#### STATED TASK
Rewrite the records starting at the first line and ending at the line that contains "app-row[interactable]: Adobe Acrobat › xyxy=(258,489,946,536)", changing "sidebar-item-label" to "sidebar-label" and leaving everything else the same.
======== PROVIDED INFORMATION ========
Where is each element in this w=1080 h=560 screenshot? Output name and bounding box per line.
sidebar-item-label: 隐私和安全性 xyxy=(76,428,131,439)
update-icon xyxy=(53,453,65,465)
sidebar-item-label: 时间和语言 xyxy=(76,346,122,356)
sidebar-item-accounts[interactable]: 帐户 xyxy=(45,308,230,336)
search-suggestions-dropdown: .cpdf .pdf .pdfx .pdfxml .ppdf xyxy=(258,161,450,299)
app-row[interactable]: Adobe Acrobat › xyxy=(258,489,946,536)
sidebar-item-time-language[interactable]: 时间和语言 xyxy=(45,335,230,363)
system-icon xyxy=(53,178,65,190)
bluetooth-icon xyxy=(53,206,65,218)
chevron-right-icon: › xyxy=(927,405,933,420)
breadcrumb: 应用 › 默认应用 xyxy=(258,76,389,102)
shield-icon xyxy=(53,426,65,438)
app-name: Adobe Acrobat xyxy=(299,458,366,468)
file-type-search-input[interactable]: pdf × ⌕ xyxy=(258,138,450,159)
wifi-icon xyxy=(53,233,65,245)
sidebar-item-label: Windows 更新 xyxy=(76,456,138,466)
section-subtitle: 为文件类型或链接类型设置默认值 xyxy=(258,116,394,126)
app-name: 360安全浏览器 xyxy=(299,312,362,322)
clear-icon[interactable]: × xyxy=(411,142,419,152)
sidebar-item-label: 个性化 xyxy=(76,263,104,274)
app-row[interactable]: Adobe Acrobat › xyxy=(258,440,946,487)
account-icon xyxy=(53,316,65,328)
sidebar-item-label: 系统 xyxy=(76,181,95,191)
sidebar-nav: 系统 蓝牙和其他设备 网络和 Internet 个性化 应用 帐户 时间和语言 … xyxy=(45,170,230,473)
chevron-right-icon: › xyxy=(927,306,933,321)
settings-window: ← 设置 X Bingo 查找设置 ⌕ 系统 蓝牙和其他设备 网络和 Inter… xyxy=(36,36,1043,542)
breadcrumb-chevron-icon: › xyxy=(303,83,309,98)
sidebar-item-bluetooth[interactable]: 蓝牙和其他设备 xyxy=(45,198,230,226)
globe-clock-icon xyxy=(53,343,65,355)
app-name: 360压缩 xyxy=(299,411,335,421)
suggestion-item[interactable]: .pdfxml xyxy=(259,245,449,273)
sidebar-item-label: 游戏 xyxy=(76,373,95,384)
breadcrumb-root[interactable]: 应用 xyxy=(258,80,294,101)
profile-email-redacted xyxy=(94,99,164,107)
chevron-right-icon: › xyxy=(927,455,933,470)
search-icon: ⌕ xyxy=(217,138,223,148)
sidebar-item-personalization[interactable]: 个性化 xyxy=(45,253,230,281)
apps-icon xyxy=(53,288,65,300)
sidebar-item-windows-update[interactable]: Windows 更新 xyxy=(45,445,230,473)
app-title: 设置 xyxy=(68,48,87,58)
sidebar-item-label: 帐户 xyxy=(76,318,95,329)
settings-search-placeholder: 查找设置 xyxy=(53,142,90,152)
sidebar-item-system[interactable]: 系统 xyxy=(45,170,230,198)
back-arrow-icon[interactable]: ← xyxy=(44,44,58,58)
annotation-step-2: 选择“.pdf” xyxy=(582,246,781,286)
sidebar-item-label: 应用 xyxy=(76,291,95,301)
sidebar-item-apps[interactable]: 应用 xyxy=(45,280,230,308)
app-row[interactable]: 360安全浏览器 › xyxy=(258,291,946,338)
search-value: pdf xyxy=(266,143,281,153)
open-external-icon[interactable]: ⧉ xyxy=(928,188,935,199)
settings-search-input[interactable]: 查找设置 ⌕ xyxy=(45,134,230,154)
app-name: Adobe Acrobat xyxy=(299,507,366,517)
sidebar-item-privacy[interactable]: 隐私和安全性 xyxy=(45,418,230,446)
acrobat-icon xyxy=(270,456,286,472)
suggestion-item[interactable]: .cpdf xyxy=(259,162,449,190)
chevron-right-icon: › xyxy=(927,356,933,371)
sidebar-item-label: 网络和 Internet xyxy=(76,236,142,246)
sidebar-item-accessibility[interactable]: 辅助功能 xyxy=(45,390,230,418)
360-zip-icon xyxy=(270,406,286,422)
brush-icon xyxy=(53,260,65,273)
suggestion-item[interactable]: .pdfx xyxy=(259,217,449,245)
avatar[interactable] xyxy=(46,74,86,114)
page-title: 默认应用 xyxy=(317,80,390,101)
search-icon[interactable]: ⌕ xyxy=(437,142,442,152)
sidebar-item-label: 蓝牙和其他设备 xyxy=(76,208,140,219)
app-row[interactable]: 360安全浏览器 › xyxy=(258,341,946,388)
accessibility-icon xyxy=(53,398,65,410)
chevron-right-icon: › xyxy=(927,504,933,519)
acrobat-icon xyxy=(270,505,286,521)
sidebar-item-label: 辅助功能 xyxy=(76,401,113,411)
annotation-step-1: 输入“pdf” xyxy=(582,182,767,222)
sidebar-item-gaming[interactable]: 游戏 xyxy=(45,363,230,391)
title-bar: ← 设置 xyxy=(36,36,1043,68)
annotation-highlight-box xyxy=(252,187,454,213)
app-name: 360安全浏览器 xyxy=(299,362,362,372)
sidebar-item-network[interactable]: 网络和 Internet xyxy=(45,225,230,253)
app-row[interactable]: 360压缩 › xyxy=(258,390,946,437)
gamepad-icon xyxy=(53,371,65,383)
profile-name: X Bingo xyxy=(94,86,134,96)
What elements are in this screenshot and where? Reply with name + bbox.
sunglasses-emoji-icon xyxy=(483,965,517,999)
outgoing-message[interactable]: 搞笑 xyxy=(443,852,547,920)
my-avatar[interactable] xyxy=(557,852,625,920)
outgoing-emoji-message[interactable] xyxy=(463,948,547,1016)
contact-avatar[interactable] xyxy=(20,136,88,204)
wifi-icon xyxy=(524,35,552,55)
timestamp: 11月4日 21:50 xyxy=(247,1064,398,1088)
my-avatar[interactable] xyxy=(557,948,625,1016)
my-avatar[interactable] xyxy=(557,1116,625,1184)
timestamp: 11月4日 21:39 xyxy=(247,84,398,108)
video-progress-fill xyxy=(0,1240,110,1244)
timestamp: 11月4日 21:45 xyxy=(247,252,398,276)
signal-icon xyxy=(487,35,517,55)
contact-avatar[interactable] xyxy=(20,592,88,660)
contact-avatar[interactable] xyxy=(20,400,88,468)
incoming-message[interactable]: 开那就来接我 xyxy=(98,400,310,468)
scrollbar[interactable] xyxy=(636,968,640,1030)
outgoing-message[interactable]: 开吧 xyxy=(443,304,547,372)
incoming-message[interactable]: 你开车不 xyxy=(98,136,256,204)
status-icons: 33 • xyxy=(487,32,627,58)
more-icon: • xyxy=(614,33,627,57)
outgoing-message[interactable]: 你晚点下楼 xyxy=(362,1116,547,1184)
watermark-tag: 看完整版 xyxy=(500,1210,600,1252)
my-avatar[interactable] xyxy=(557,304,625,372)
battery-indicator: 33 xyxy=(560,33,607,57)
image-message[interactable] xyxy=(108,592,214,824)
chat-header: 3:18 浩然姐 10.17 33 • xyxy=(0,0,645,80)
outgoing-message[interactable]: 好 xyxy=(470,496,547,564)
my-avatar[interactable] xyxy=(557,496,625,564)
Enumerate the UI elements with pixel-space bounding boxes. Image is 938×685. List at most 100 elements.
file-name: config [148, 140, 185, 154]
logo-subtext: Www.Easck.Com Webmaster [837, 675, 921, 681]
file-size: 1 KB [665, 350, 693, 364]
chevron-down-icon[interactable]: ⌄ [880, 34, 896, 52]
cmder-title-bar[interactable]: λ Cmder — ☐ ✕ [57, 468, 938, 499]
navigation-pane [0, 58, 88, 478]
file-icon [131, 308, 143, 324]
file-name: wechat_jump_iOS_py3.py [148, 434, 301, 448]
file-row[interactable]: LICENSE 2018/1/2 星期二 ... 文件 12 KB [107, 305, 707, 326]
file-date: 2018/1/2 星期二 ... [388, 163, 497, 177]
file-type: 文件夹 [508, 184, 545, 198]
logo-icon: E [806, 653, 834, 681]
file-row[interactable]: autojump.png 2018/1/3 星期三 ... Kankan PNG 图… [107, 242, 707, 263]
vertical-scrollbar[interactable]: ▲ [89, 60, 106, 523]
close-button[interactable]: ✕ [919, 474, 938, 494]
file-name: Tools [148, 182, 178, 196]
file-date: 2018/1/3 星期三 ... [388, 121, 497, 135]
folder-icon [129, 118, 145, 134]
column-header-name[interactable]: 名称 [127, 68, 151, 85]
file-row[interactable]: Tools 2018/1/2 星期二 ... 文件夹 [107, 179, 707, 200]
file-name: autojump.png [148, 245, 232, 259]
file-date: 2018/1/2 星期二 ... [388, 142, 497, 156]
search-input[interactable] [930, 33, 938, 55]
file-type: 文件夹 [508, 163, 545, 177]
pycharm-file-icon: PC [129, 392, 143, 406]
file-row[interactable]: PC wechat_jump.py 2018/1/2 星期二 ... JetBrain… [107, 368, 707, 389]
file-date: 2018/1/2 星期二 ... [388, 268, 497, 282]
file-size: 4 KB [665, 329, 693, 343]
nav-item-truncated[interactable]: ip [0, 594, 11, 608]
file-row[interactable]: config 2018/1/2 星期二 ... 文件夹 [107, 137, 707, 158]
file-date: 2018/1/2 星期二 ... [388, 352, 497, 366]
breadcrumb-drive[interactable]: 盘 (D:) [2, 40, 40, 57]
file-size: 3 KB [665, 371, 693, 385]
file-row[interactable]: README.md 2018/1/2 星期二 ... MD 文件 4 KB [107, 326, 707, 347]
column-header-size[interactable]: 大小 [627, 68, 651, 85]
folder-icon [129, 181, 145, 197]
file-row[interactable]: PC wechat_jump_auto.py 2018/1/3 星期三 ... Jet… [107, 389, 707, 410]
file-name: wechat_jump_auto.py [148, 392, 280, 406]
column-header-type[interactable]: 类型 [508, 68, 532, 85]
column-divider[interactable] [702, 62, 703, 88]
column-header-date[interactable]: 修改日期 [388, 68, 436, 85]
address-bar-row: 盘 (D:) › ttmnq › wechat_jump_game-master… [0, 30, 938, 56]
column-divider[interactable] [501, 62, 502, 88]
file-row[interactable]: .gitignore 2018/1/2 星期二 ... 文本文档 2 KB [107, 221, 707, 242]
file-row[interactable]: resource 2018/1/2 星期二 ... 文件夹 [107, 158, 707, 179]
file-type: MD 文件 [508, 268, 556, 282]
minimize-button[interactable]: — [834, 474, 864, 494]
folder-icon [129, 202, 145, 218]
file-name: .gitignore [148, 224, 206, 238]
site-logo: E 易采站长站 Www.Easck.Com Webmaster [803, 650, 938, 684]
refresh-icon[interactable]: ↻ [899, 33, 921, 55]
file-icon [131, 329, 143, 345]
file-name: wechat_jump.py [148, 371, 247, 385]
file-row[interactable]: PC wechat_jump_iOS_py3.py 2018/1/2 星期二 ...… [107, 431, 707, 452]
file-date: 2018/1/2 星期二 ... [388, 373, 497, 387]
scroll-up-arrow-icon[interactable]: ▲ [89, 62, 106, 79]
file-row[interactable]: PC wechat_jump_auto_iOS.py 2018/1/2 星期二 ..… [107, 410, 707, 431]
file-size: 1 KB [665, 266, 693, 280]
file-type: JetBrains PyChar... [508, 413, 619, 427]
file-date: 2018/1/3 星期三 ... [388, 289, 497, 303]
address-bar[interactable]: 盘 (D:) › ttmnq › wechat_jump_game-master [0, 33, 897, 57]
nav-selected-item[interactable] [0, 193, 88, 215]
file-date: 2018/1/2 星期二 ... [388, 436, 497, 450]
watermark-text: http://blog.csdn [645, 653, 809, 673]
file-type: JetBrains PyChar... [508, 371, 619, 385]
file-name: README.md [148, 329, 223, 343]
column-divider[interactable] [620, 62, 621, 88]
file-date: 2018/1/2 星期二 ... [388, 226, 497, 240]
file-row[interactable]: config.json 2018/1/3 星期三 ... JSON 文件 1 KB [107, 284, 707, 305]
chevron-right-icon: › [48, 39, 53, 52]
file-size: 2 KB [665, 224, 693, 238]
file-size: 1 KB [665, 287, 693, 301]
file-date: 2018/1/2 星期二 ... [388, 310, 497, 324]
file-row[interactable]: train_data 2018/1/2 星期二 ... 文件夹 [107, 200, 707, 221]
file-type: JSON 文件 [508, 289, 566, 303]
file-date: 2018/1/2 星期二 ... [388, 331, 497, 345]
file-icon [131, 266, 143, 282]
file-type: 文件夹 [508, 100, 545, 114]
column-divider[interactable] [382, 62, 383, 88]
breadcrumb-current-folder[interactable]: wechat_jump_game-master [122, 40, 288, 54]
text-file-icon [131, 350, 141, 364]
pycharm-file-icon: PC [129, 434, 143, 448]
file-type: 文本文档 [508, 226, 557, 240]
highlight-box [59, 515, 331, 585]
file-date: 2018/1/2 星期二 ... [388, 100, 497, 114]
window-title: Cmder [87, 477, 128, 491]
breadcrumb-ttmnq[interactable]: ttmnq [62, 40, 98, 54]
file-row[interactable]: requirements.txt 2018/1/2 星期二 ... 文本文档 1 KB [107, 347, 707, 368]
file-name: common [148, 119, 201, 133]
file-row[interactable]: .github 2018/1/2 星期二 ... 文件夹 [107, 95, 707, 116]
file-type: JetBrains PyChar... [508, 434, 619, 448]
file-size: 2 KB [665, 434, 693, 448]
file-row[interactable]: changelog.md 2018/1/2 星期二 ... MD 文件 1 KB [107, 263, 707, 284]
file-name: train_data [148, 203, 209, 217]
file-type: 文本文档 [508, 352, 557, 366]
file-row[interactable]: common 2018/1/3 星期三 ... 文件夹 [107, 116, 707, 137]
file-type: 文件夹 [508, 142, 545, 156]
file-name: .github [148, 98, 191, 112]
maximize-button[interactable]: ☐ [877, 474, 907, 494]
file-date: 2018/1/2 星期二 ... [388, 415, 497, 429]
========
#### REPLY TO THE EXERCISE
Where is each element in this w=1080 h=560 screenshot? Output name and bounding box per line.
sidebar-label: 隐私和安全性 xyxy=(76,428,131,439)
update-icon xyxy=(53,453,65,465)
sidebar-label: 时间和语言 xyxy=(76,346,122,356)
sidebar-item-accounts[interactable]: 帐户 xyxy=(45,308,230,336)
search-suggestions-dropdown: .cpdf .pdf .pdfx .pdfxml .ppdf xyxy=(258,161,450,299)
app-row[interactable]: Adobe Acrobat › xyxy=(258,489,946,536)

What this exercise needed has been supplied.